> _WHAT THE TASK REQUIRES_: A word-for-word printout of the listing below is needed.

> _DATASET RECORDS_:
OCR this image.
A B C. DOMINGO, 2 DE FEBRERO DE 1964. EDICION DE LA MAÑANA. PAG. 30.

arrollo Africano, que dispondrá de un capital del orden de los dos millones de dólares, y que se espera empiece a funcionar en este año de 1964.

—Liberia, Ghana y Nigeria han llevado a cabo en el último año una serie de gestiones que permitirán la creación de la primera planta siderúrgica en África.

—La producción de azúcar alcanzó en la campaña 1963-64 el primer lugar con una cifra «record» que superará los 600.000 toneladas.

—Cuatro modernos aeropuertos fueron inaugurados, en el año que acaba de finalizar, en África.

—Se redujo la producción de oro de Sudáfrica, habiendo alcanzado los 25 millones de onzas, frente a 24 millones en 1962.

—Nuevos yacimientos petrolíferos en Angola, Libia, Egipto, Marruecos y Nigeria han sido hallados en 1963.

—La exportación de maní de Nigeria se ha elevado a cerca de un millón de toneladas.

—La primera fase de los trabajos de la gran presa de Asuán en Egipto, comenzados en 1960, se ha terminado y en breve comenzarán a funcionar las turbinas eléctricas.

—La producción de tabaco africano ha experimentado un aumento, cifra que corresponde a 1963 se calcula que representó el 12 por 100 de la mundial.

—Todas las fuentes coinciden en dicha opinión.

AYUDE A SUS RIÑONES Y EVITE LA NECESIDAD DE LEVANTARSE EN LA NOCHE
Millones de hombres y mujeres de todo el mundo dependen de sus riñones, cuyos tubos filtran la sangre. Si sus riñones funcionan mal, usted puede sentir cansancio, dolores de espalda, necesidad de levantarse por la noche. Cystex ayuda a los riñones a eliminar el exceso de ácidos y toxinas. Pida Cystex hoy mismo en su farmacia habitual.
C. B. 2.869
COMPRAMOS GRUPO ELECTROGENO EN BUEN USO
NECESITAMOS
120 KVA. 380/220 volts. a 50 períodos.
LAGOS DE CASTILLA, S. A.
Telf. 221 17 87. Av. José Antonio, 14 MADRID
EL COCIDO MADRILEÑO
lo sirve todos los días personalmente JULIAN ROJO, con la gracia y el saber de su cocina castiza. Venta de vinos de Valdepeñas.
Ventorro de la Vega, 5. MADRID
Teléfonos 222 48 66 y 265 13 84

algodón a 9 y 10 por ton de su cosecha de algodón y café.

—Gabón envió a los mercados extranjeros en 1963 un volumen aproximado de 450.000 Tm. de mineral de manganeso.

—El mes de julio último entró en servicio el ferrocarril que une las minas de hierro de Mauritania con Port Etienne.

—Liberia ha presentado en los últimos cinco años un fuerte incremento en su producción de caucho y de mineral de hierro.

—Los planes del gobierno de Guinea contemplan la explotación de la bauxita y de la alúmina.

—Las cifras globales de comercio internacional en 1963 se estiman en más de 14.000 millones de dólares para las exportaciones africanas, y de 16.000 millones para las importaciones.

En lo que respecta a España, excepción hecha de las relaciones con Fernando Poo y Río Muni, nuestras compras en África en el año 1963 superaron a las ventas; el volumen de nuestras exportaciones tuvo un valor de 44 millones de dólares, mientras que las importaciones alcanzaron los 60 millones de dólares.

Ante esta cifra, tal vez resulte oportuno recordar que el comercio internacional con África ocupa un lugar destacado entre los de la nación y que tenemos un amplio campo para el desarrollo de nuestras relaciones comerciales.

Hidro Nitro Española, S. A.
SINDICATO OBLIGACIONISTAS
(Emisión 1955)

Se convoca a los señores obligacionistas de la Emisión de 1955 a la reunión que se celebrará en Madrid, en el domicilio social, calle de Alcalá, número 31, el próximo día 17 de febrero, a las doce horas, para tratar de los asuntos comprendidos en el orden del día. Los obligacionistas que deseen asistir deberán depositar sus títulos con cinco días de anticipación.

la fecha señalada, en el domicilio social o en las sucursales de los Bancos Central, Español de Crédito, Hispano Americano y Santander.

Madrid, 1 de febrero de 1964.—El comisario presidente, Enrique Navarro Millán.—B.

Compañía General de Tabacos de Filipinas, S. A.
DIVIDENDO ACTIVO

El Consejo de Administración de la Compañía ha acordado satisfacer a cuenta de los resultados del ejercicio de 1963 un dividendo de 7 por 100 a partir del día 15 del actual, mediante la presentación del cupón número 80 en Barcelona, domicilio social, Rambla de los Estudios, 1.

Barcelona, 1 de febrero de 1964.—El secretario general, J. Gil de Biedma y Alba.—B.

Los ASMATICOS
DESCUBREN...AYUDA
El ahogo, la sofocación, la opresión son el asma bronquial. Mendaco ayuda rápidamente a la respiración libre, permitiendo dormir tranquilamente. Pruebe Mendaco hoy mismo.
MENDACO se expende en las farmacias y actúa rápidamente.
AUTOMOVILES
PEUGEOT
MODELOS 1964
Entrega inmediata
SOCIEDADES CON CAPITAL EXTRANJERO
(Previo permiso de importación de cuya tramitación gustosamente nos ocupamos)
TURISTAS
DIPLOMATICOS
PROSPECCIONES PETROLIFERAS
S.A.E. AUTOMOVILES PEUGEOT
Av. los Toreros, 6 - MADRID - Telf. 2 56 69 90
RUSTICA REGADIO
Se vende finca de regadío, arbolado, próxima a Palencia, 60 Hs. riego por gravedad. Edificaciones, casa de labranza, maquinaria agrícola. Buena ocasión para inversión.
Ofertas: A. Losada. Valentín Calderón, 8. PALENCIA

> _RESULT OF THIS EXERCISE_:
OCR this image.
A B C. DOMINGO, 2 DE FEBRERO DE 1964. EDICION DE LA MAÑANA. PAG. 30.

arrollo Africano, que dispondrá de un capital del orden de los dos millones de dólares, y que se espera empiece a funcionar en este año de 1964.

—Liberia, Ghana y Nigeria han llevado a cabo en el último año una serie de gestiones que permitirán la creación de la primera planta siderúrgica en África.

—La producción de azúcar alcanzó en la campaña 1963-64 el primer lugar con una cifra «record» que superará los 600.000 toneladas.

—Cuatro modernos aeropuertos fueron inaugurados, en el año que acaba de finalizar, en África.

—Se redujo la producción de oro de Sudáfrica, habiendo alcanzado los 25 millones de onzas, frente a 24 millones en 1962.

—Nuevos yacimientos petrolíferos en Angola, Libia, Egipto, Marruecos y Nigeria han sido hallados en 1963.

—La exportación de maní de Nigeria se ha elevado a cerca de un millón de toneladas.

—La primera fase de los trabajos de la gran presa de Asuán en Egipto, comenzados en 1960, se ha terminado y en breve comenzarán a funcionar las turbinas eléctricas.

—La producción de tabaco africano ha experimentado un aumento, cifra que corresponde a 1963 se calcula que representó el 12 por 100 de la mundial.

—Todas las fuentes coinciden en dicha opinión.

AYUDE A SUS RIÑONES Y EVITE LA NECESIDAD DE LEVANTARSE EN LA NOCHE
Millones de hombres y mujeres de todo el mundo dependen de sus riñones, cuyos tubos filtran la sangre. Si sus riñones funcionan mal, usted puede sentir cansancio, dolores de espalda, necesidad de levantarse por la noche. Cystex ayuda a los riñones a eliminar el exceso de ácidos y toxinas. Pida Cystex hoy mismo en su farmacia habitual.
C. B. 2.869
COMPRAMOS GRUPO ELECTROGENO EN BUEN USO
NECESITAMOS
120 KVA. 380/220 volts. a 50 períodos.
LAGOS DE CASTILLA, S. A.
Telf. 221 17 87. Av. José Antonio, 14 MADRID
EL COCIDO MADRILEÑO
lo sirve todos los días personalmente JULIAN ROJO, con la gracia y el saber de su cocina castiza. Venta de vinos de Valdepeñas.
Ventorro de la Vega, 5. MADRID
Teléfonos 222 48 66 y 265 13 84

algodón a 9 y 10 por ton de su cosecha de algodón y café.

—Gabón envió a los mercados extranjeros en 1963 un volumen aproximado de 450.000 Tm. de mineral de manganeso.

—El mes de julio último entró en servicio el ferrocarril que une las minas de hierro de Mauritania con Port Etienne.

—Liberia ha presentado en los últimos cinco años un fuerte incremento en su producción de caucho y de mineral de hierro.

—Los planes del gobierno de Guinea contemplan la explotación de la bauxita y de la alúmina.

—Las cifras globales de comercio internacional en 1963 se estiman en más de 14.000 millones de dólares para las exportaciones africanas, y de 16.000 millones para las importaciones.

En lo que respecta a España, excepción hecha de las relaciones con Fernando Poo y Río Muni, nuestras compras en África en el año 1963 superaron a las ventas; el volumen de nuestras exportaciones tuvo un valor de 44 millones de dólares, mientras que las importaciones alcanzaron los 60 millones de dólares.

Ante esta cifra, tal vez resulte oportuno recordar que el comercio internacional con África ocupa un lugar destacado entre los de la nación y que tenemos un amplio campo para el desarrollo de nuestras relaciones comerciales.

Hidro Nitro Española, S. A.
SINDICATO OBLIGACIONISTAS
(Emisión 1955)

Se convoca a los señores obligacionistas de la Emisión de 1955 a la reunión que se celebrará en Madrid, en el domicilio social, calle de Alcalá, número 31, el próximo día 17 de febrero, a las doce horas, para tratar de los asuntos comprendidos en el orden del día. Los obligacionistas que deseen asistir deberán depositar sus títulos con cinco días de anticipación.

la fecha señalada, en el domicilio social o en las sucursales de los Bancos Central, Español de Crédito, Hispano Americano y Santander.

Madrid, 1 de febrero de 1964.—El comisario presidente, Enrique Navarro Millán.—B.

Compañía General de Tabacos de Filipinas, S. A.
DIVIDENDO ACTIVO

El Consejo de Administración de la Compañía ha acordado satisfacer a cuenta de los resultados del ejercicio de 1963 un dividendo de 7 por 100 a partir del día 15 del actual, mediante la presentación del cupón número 80 en Barcelona, domicilio social, Rambla de los Estudios, 1.

Barcelona, 1 de febrero de 1964.—El secretario general, J. Gil de Biedma y Alba.—B.

Los ASMATICOS
DESCUBREN...AYUDA
El ahogo, la sofocación, la opresión son el asma bronquial. Mendaco ayuda rápidamente a la respiración libre, permitiendo dormir tranquilamente. Pruebe Mendaco hoy mismo.
MENDACO se expende en las farmacias y actúa rápidamente.
AUTOMOVILES
PEUGEOT
MODELOS 1964
Entrega inmediata
SOCIEDADES CON CAPITAL EXTRANJERO
(Previo permiso de importación de cuya tramitación gustosamente nos ocupamos)
TURISTAS
DIPLOMATICOS
PROSPECCIONES PETROLIFERAS
S.A.E. AUTOMOVILES PEUGEOT
Av. los Toreros, 6 - MADRID - Telf. 2 56 69 90
RUSTICA REGADIO
Se vende finca de regadío, arbolado, próxima a Palencia, 60 Hs. riego por gravedad. Edificaciones, casa de labranza, maquinaria agrícola. Buena ocasión para inversión.
Ofertas: A. Losada. Valentín Calderón, 8. PALENCIA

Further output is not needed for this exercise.